▶ [EXERCISE PROMPT]: Answer with one number only: the number of lines that include the word "this".

(Records that describe figures)

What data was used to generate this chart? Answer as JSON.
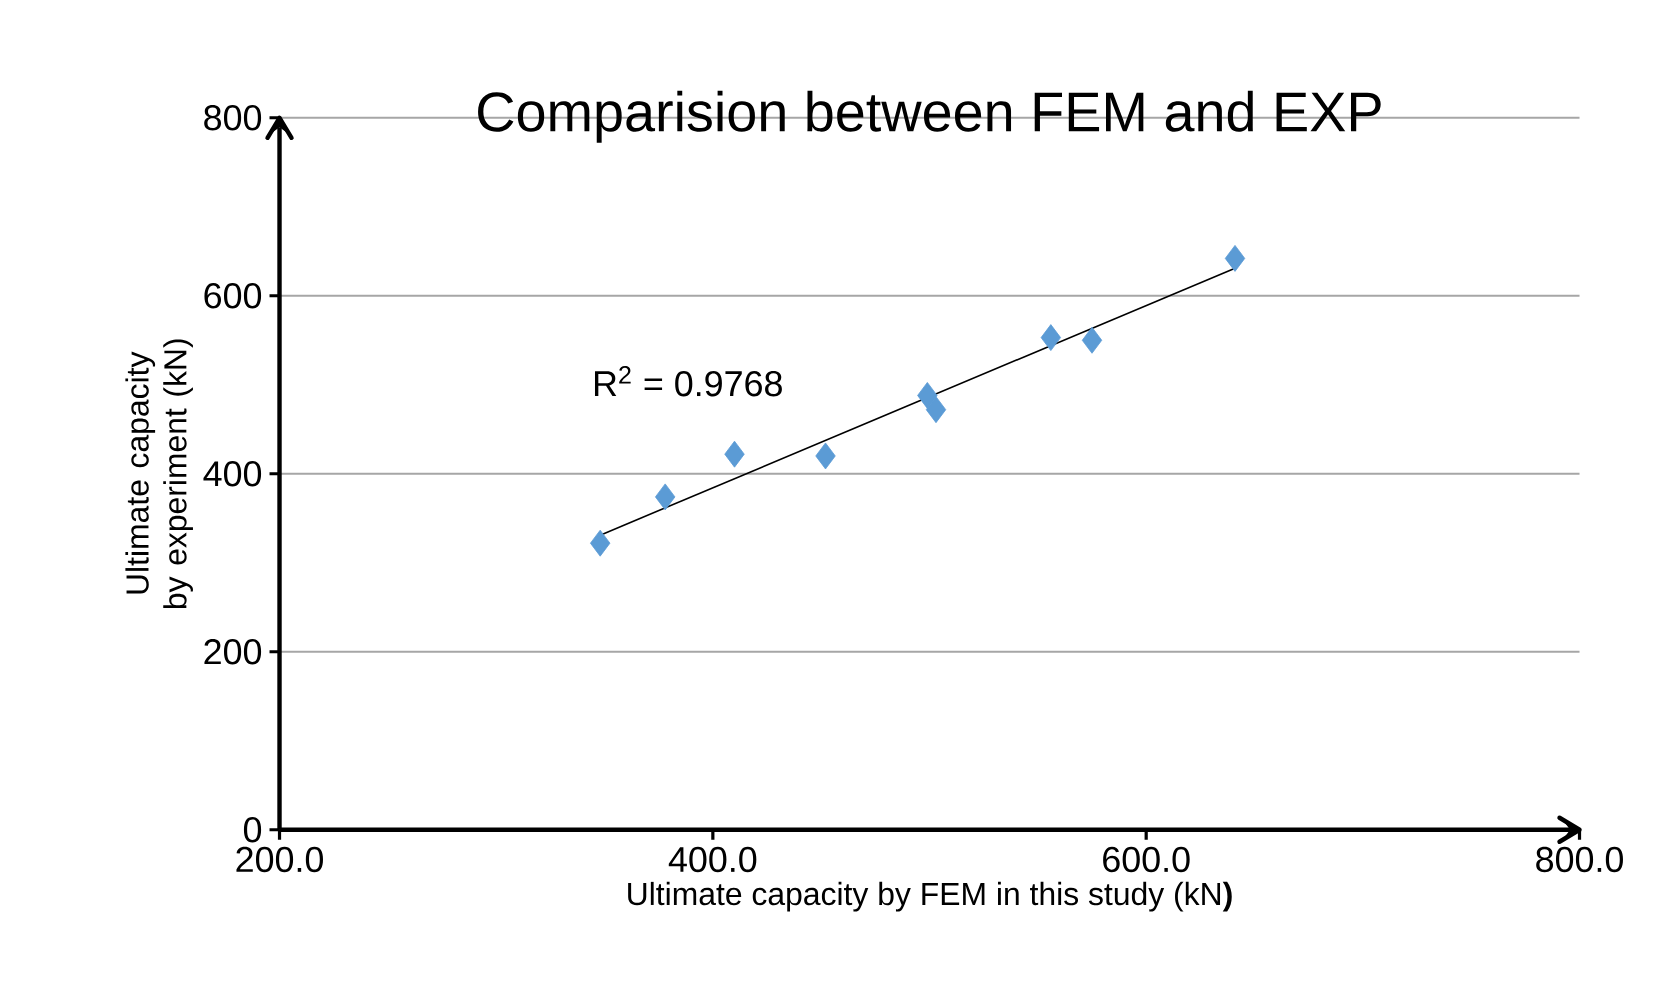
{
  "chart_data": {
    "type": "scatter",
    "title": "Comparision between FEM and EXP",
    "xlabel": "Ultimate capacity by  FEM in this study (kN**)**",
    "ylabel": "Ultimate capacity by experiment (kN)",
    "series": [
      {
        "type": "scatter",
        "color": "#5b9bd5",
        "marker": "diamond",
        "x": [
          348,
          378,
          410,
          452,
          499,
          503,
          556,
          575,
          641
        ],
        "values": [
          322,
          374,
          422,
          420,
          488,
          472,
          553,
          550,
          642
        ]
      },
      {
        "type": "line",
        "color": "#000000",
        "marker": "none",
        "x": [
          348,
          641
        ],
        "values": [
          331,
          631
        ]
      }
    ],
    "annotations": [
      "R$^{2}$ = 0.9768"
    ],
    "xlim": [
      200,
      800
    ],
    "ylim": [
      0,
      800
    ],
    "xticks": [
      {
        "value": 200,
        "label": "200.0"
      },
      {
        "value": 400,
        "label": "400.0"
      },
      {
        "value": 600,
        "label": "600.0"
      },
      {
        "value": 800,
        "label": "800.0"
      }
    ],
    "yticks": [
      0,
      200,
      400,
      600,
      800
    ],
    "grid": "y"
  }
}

...

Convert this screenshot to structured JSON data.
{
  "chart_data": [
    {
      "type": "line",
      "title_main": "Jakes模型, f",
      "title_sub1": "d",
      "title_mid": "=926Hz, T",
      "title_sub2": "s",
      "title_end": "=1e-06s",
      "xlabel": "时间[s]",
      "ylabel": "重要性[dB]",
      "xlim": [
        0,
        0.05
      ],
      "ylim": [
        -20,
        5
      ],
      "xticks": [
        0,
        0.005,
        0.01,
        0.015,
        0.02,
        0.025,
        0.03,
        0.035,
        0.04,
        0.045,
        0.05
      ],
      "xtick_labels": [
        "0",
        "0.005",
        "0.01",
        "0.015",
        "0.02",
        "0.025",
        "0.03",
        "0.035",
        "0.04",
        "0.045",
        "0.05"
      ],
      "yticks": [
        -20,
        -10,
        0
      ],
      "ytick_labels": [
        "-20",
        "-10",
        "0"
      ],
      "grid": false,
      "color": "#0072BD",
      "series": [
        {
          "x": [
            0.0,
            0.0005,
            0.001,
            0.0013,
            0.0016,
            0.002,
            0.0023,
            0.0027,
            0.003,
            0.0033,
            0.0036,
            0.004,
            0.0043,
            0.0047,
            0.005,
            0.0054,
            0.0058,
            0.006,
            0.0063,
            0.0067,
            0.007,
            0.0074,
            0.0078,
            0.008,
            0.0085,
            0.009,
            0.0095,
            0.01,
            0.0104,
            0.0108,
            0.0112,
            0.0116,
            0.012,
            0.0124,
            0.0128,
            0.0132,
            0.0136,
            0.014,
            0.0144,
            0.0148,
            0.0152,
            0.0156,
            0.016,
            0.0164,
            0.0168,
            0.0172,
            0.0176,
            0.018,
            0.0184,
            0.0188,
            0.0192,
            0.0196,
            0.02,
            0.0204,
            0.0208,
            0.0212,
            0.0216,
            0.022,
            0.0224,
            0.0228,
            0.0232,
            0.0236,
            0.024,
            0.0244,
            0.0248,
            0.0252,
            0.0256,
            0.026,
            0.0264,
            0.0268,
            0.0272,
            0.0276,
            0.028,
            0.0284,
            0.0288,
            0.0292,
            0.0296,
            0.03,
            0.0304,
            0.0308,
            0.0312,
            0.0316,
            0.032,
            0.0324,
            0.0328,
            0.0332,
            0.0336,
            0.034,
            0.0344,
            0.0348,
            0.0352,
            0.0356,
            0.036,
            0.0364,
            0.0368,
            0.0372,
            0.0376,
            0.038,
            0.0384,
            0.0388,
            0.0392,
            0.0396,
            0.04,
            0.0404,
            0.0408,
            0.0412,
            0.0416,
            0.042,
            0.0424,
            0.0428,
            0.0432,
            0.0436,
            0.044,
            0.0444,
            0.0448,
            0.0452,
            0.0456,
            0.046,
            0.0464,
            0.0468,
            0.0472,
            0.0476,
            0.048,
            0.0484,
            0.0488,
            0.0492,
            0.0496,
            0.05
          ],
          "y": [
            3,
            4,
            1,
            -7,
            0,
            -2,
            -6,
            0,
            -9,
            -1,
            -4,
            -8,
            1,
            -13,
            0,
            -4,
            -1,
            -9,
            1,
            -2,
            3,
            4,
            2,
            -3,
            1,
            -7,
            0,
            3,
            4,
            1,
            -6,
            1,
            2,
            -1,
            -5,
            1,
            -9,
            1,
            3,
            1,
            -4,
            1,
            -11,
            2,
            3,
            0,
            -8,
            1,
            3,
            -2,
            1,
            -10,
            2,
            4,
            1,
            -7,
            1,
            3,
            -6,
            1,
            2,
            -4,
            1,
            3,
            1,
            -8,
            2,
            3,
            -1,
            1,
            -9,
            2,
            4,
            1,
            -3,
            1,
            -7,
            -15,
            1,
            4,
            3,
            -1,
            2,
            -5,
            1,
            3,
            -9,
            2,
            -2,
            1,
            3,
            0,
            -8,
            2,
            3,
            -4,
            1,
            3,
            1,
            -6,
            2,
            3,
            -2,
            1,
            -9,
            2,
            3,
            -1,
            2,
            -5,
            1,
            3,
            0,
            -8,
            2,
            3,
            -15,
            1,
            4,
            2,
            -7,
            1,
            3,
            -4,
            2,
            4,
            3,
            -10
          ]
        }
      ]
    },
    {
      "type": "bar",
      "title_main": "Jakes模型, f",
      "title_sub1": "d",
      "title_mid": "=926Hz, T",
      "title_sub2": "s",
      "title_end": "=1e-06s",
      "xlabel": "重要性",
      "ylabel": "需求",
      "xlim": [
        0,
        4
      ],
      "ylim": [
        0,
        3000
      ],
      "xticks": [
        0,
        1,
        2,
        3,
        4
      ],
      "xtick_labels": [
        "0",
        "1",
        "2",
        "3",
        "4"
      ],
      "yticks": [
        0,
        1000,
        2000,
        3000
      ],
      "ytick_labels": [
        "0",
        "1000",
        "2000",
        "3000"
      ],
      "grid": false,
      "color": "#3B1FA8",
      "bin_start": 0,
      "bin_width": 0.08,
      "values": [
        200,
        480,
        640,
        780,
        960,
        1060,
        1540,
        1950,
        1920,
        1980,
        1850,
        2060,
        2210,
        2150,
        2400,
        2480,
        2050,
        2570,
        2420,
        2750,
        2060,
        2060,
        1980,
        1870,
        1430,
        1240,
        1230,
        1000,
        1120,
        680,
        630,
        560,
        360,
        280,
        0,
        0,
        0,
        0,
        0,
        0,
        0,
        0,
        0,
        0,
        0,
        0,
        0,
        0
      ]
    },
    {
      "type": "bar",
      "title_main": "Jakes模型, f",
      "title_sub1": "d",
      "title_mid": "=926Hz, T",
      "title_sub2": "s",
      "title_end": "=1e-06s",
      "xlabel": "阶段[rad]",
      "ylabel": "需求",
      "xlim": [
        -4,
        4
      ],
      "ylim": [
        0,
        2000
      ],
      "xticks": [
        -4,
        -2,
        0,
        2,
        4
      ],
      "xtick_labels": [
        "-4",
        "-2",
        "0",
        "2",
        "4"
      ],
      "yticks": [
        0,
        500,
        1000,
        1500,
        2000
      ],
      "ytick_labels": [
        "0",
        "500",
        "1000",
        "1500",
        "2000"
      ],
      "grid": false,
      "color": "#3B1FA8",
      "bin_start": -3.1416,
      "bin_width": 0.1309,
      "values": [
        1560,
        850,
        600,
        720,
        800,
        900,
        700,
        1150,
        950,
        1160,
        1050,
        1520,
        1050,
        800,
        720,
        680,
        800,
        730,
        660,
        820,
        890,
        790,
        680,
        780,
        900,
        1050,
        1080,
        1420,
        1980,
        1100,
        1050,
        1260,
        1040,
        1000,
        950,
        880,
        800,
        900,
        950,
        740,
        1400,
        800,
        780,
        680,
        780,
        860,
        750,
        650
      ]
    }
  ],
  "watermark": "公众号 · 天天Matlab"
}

▶ [EXERCISE SOLUTION]: 3